■ **Aim**:
Drop the pictures, then extract the listing word for word.

■ **Supplied records**:
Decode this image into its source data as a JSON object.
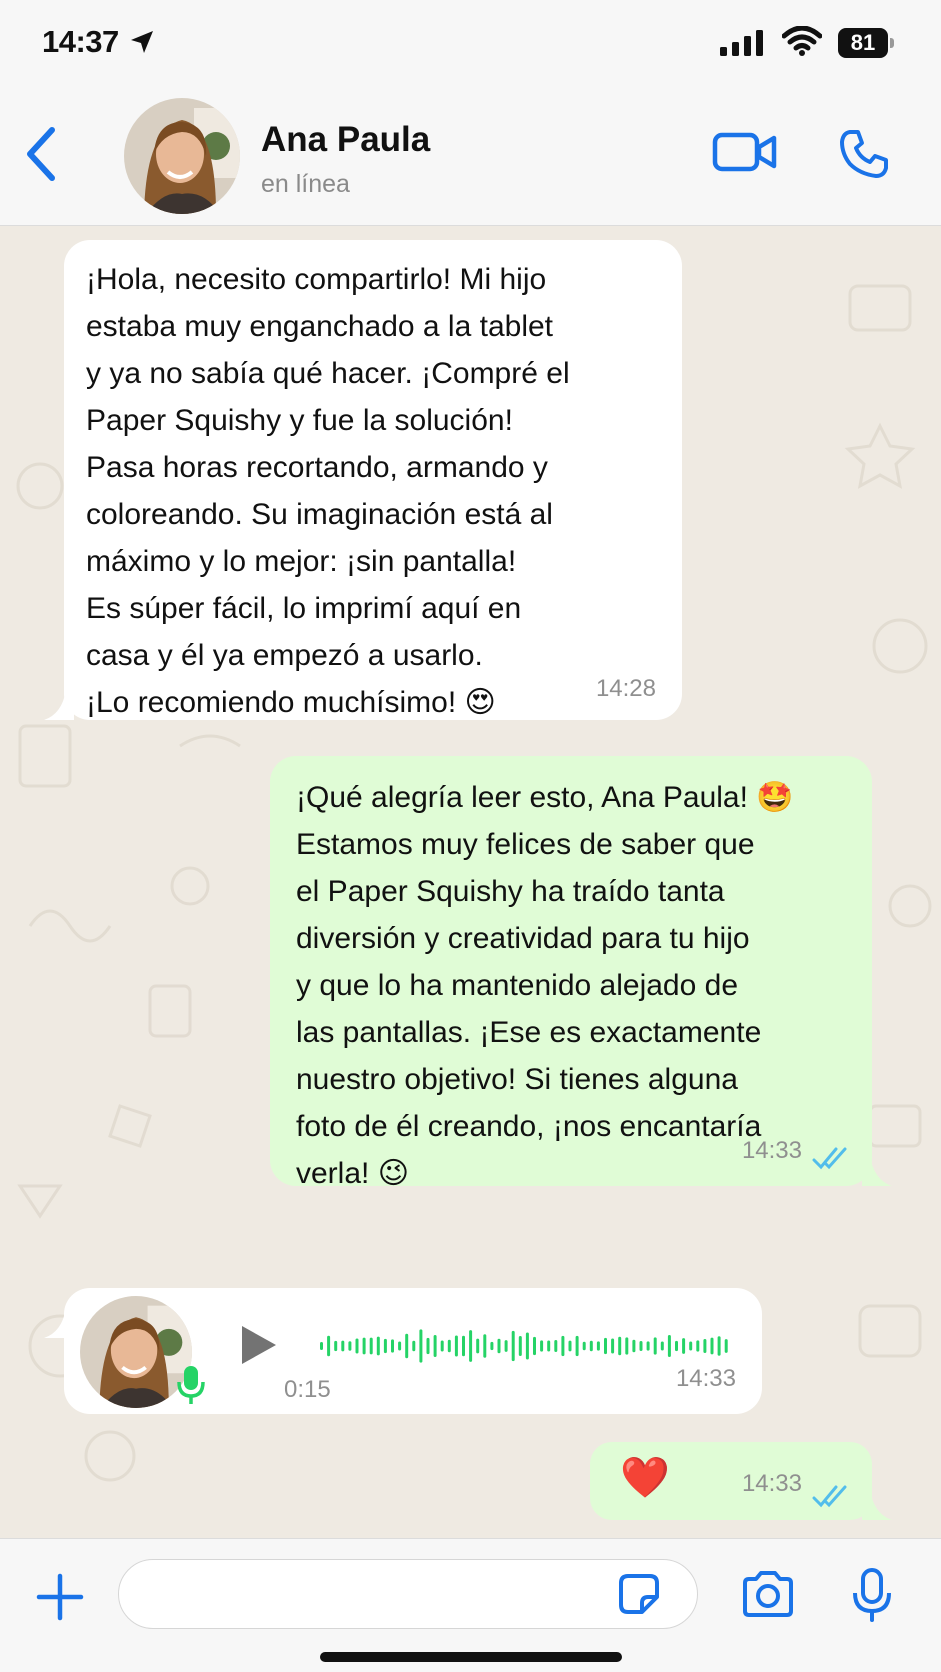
{
  "status_bar": {
    "time": "14:37",
    "battery": "81",
    "icons": [
      "location-arrow-icon",
      "cellular-signal-icon",
      "wifi-icon",
      "battery-icon"
    ]
  },
  "header": {
    "contact_name": "Ana Paula",
    "contact_status": "en línea",
    "icons": [
      "back-chevron-icon",
      "video-call-icon",
      "phone-call-icon"
    ],
    "accent_color": "#1a73e8"
  },
  "messages": [
    {
      "direction": "incoming",
      "text": "¡Hola, necesito compartirlo! Mi hijo\nestaba muy enganchado a la tablet\ny ya no sabía qué hacer. ¡Compré el\nPaper Squishy y fue la solución!\nPasa horas recortando, armando y\ncoloreando. Su imaginación está al\nmáximo y lo mejor: ¡sin pantalla!\nEs súper fácil, lo imprimí aquí en\ncasa y él ya empezó a usarlo.\n¡Lo recomiendo muchísimo! 😍",
      "time": "14:28"
    },
    {
      "direction": "outgoing",
      "text": "¡Qué alegría leer esto, Ana Paula! 🤩\nEstamos muy felices de saber que\nel Paper Squishy ha traído tanta\ndiversión y creatividad para tu hijo\ny que lo ha mantenido alejado de\nlas pantallas. ¡Ese es exactamente\nnuestro objetivo! Si tienes alguna\nfoto de él creando, ¡nos encantaría\nverla! 😉",
      "time": "14:33",
      "status": "read"
    },
    {
      "direction": "incoming",
      "type": "voice",
      "duration": "0:15",
      "time": "14:33"
    },
    {
      "direction": "outgoing",
      "text": "❤️",
      "time": "14:33",
      "status": "read"
    }
  ],
  "input_bar": {
    "placeholder": "",
    "icons": [
      "plus-icon",
      "sticker-icon",
      "camera-icon",
      "microphone-icon"
    ]
  },
  "colors": {
    "incoming_bubble": "#ffffff",
    "outgoing_bubble": "#e0fcd6",
    "chat_background": "#efeae2",
    "read_ticks": "#53bdeb",
    "waveform": "#25d366"
  }
}
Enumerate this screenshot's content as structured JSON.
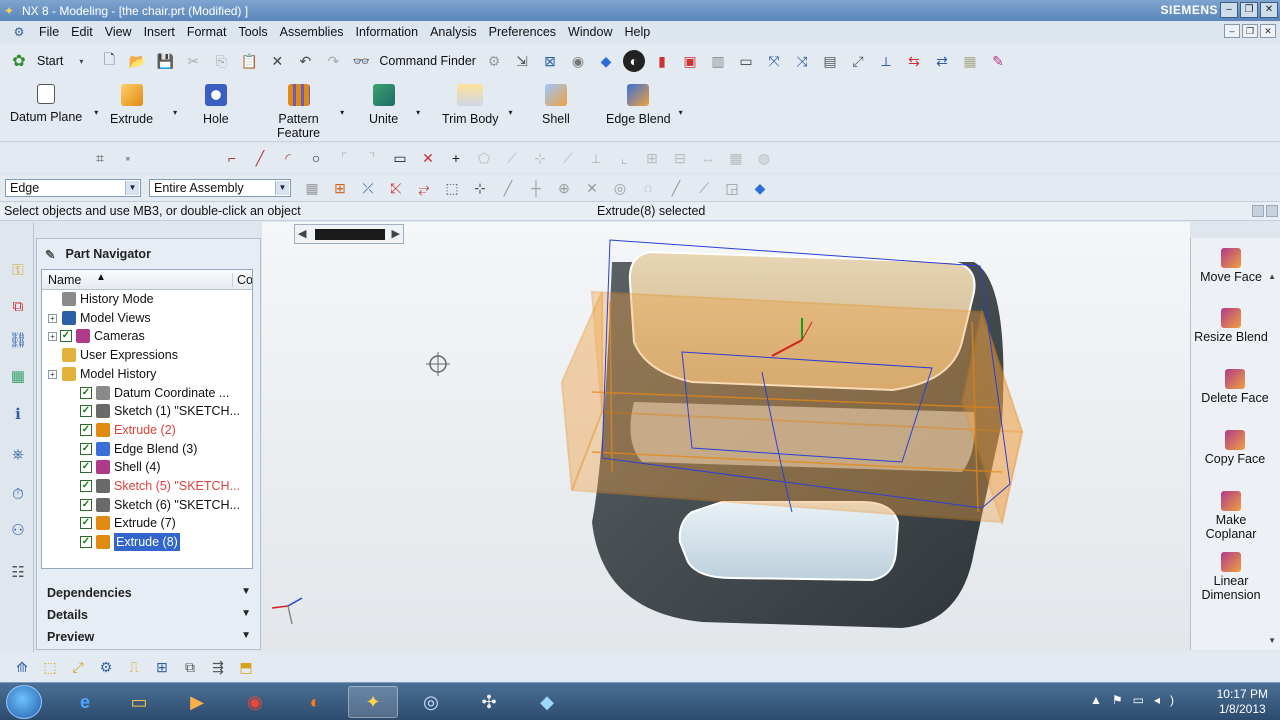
{
  "window": {
    "title": "NX 8 - Modeling - [the chair.prt (Modified) ]",
    "brand": "SIEMENS"
  },
  "menu": [
    "File",
    "Edit",
    "View",
    "Insert",
    "Format",
    "Tools",
    "Assemblies",
    "Information",
    "Analysis",
    "Preferences",
    "Window",
    "Help"
  ],
  "toolbar": {
    "start_label": "Start",
    "command_finder_label": "Command Finder"
  },
  "ribbon": [
    {
      "label": "Datum Plane",
      "icon": "datum-plane-icon"
    },
    {
      "label": "Extrude",
      "icon": "extrude-icon"
    },
    {
      "label": "Hole",
      "icon": "hole-icon"
    },
    {
      "label": "Pattern\nFeature",
      "icon": "pattern-feature-icon"
    },
    {
      "label": "Unite",
      "icon": "unite-icon"
    },
    {
      "label": "Trim Body",
      "icon": "trim-body-icon"
    },
    {
      "label": "Shell",
      "icon": "shell-icon"
    },
    {
      "label": "Edge Blend",
      "icon": "edge-blend-icon"
    }
  ],
  "selection": {
    "filter": "Edge",
    "scope": "Entire Assembly"
  },
  "status": {
    "prompt": "Select objects and use MB3, or double-click an object",
    "message": "Extrude(8) selected"
  },
  "navigator": {
    "title": "Part Navigator",
    "columns": {
      "name": "Name",
      "sort": "▲",
      "other": "Co"
    },
    "items": [
      {
        "label": "History Mode",
        "indent": 0,
        "expand": false,
        "check": false,
        "icon": "history-mode-icon",
        "red": false
      },
      {
        "label": "Model Views",
        "indent": 0,
        "expand": true,
        "check": false,
        "icon": "model-views-icon",
        "red": false
      },
      {
        "label": "Cameras",
        "indent": 0,
        "expand": true,
        "check": true,
        "icon": "cameras-icon",
        "red": false
      },
      {
        "label": "User Expressions",
        "indent": 0,
        "expand": false,
        "check": false,
        "icon": "folder-icon",
        "red": false
      },
      {
        "label": "Model History",
        "indent": 0,
        "expand": true,
        "check": false,
        "icon": "folder-icon",
        "red": false
      },
      {
        "label": "Datum Coordinate ...",
        "indent": 1,
        "expand": false,
        "check": true,
        "icon": "datum-csys-icon",
        "red": false
      },
      {
        "label": "Sketch (1) \"SKETCH...",
        "indent": 1,
        "expand": false,
        "check": true,
        "icon": "sketch-icon",
        "red": false
      },
      {
        "label": "Extrude (2)",
        "indent": 1,
        "expand": false,
        "check": true,
        "icon": "extrude-icon",
        "red": true
      },
      {
        "label": "Edge Blend (3)",
        "indent": 1,
        "expand": false,
        "check": true,
        "icon": "edge-blend-icon",
        "red": false
      },
      {
        "label": "Shell (4)",
        "indent": 1,
        "expand": false,
        "check": true,
        "icon": "shell-icon",
        "red": false
      },
      {
        "label": "Sketch (5) \"SKETCH...",
        "indent": 1,
        "expand": false,
        "check": true,
        "icon": "sketch-icon",
        "red": true
      },
      {
        "label": "Sketch (6) \"SKETCH...",
        "indent": 1,
        "expand": false,
        "check": true,
        "icon": "sketch-icon",
        "red": false
      },
      {
        "label": "Extrude (7)",
        "indent": 1,
        "expand": false,
        "check": true,
        "icon": "extrude-icon",
        "red": false
      },
      {
        "label": "Extrude (8)",
        "indent": 1,
        "expand": false,
        "check": true,
        "icon": "extrude-icon",
        "red": false,
        "selected": true
      }
    ],
    "sections": [
      "Dependencies",
      "Details",
      "Preview"
    ]
  },
  "right_panel": [
    {
      "label": "Move Face",
      "icon": "move-face-icon"
    },
    {
      "label": "Resize Blend",
      "icon": "resize-blend-icon"
    },
    {
      "label": "Delete Face",
      "icon": "delete-face-icon"
    },
    {
      "label": "Copy Face",
      "icon": "copy-face-icon"
    },
    {
      "label": "Make\nCoplanar",
      "icon": "make-coplanar-icon"
    },
    {
      "label": "Linear\nDimension",
      "icon": "linear-dimension-icon"
    }
  ],
  "taskbar": {
    "time": "10:17 PM",
    "date": "1/8/2013"
  },
  "colors": {
    "selection": "#3366cc",
    "feature_error": "#e0413a",
    "preview_orange": "#f0a040",
    "titlebar": "#5a86bb"
  }
}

■ **Solution**:
Decode this image into its source data as a JSON object.
{
  "status_bar": {
    "time": "14:37",
    "battery": "81",
    "icons": [
      "location-arrow-icon",
      "cellular-signal-icon",
      "wifi-icon",
      "battery-icon"
    ]
  },
  "header": {
    "contact_name": "Ana Paula",
    "contact_status": "en línea",
    "icons": [
      "back-chevron-icon",
      "video-call-icon",
      "phone-call-icon"
    ],
    "accent_color": "#1a73e8"
  },
  "messages": [
    {
      "direction": "incoming",
      "text": "¡Hola, necesito compartirlo! Mi hijo\nestaba muy enganchado a la tablet\ny ya no sabía qué hacer. ¡Compré el\nPaper Squishy y fue la solución!\nPasa horas recortando, armando y\ncoloreando. Su imaginación está al\nmáximo y lo mejor: ¡sin pantalla!\nEs súper fácil, lo imprimí aquí en\ncasa y él ya empezó a usarlo.\n¡Lo recomiendo muchísimo! 😍",
      "time": "14:28"
    },
    {
      "direction": "outgoing",
      "text": "¡Qué alegría leer esto, Ana Paula! 🤩\nEstamos muy felices de saber que\nel Paper Squishy ha traído tanta\ndiversión y creatividad para tu hijo\ny que lo ha mantenido alejado de\nlas pantallas. ¡Ese es exactamente\nnuestro objetivo! Si tienes alguna\nfoto de él creando, ¡nos encantaría\nverla! 😉",
      "time": "14:33",
      "status": "read"
    },
    {
      "direction": "incoming",
      "type": "voice",
      "duration": "0:15",
      "time": "14:33"
    },
    {
      "direction": "outgoing",
      "text": "❤️",
      "time": "14:33",
      "status": "read"
    }
  ],
  "input_bar": {
    "placeholder": "",
    "icons": [
      "plus-icon",
      "sticker-icon",
      "camera-icon",
      "microphone-icon"
    ]
  },
  "colors": {
    "incoming_bubble": "#ffffff",
    "outgoing_bubble": "#e0fcd6",
    "chat_background": "#efeae2",
    "read_ticks": "#53bdeb",
    "waveform": "#25d366"
  }
}
Enumerate this screenshot's content as structured JSON.
{
  "window": {
    "title": "NX 8 - Modeling - [the chair.prt (Modified) ]",
    "brand": "SIEMENS"
  },
  "menu": [
    "File",
    "Edit",
    "View",
    "Insert",
    "Format",
    "Tools",
    "Assemblies",
    "Information",
    "Analysis",
    "Preferences",
    "Window",
    "Help"
  ],
  "toolbar": {
    "start_label": "Start",
    "command_finder_label": "Command Finder"
  },
  "ribbon": [
    {
      "label": "Datum Plane",
      "icon": "datum-plane-icon"
    },
    {
      "label": "Extrude",
      "icon": "extrude-icon"
    },
    {
      "label": "Hole",
      "icon": "hole-icon"
    },
    {
      "label": "Pattern\nFeature",
      "icon": "pattern-feature-icon"
    },
    {
      "label": "Unite",
      "icon": "unite-icon"
    },
    {
      "label": "Trim Body",
      "icon": "trim-body-icon"
    },
    {
      "label": "Shell",
      "icon": "shell-icon"
    },
    {
      "label": "Edge Blend",
      "icon": "edge-blend-icon"
    }
  ],
  "selection": {
    "filter": "Edge",
    "scope": "Entire Assembly"
  },
  "status": {
    "prompt": "Select objects and use MB3, or double-click an object",
    "message": "Extrude(8) selected"
  },
  "navigator": {
    "title": "Part Navigator",
    "columns": {
      "name": "Name",
      "sort": "▲",
      "other": "Co"
    },
    "items": [
      {
        "label": "History Mode",
        "indent": 0,
        "expand": false,
        "check": false,
        "icon": "history-mode-icon",
        "red": false
      },
      {
        "label": "Model Views",
        "indent": 0,
        "expand": true,
        "check": false,
        "icon": "model-views-icon",
        "red": false
      },
      {
        "label": "Cameras",
        "indent": 0,
        "expand": true,
        "check": true,
        "icon": "cameras-icon",
        "red": false
      },
      {
        "label": "User Expressions",
        "indent": 0,
        "expand": false,
        "check": false,
        "icon": "folder-icon",
        "red": false
      },
      {
        "label": "Model History",
        "indent": 0,
        "expand": true,
        "check": false,
        "icon": "folder-icon",
        "red": false
      },
      {
        "label": "Datum Coordinate ...",
        "indent": 1,
        "expand": false,
        "check": true,
        "icon": "datum-csys-icon",
        "red": false
      },
      {
        "label": "Sketch (1) \"SKETCH...",
        "indent": 1,
        "expand": false,
        "check": true,
        "icon": "sketch-icon",
        "red": false
      },
      {
        "label": "Extrude (2)",
        "indent": 1,
        "expand": false,
        "check": true,
        "icon": "extrude-icon",
        "red": true
      },
      {
        "label": "Edge Blend (3)",
        "indent": 1,
        "expand": false,
        "check": true,
        "icon": "edge-blend-icon",
        "red": false
      },
      {
        "label": "Shell (4)",
        "indent": 1,
        "expand": false,
        "check": true,
        "icon": "shell-icon",
        "red": false
      },
      {
        "label": "Sketch (5) \"SKETCH...",
        "indent": 1,
        "expand": false,
        "check": true,
        "icon": "sketch-icon",
        "red": true
      },
      {
        "label": "Sketch (6) \"SKETCH...",
        "indent": 1,
        "expand": false,
        "check": true,
        "icon": "sketch-icon",
        "red": false
      },
      {
        "label": "Extrude (7)",
        "indent": 1,
        "expand": false,
        "check": true,
        "icon": "extrude-icon",
        "red": false
      },
      {
        "label": "Extrude (8)",
        "indent": 1,
        "expand": false,
        "check": true,
        "icon": "extrude-icon",
        "red": false,
        "selected": true
      }
    ],
    "sections": [
      "Dependencies",
      "Details",
      "Preview"
    ]
  },
  "right_panel": [
    {
      "label": "Move Face",
      "icon": "move-face-icon"
    },
    {
      "label": "Resize Blend",
      "icon": "resize-blend-icon"
    },
    {
      "label": "Delete Face",
      "icon": "delete-face-icon"
    },
    {
      "label": "Copy Face",
      "icon": "copy-face-icon"
    },
    {
      "label": "Make\nCoplanar",
      "icon": "make-coplanar-icon"
    },
    {
      "label": "Linear\nDimension",
      "icon": "linear-dimension-icon"
    }
  ],
  "taskbar": {
    "time": "10:17 PM",
    "date": "1/8/2013"
  },
  "colors": {
    "selection": "#3366cc",
    "feature_error": "#e0413a",
    "preview_orange": "#f0a040",
    "titlebar": "#5a86bb"
  }
}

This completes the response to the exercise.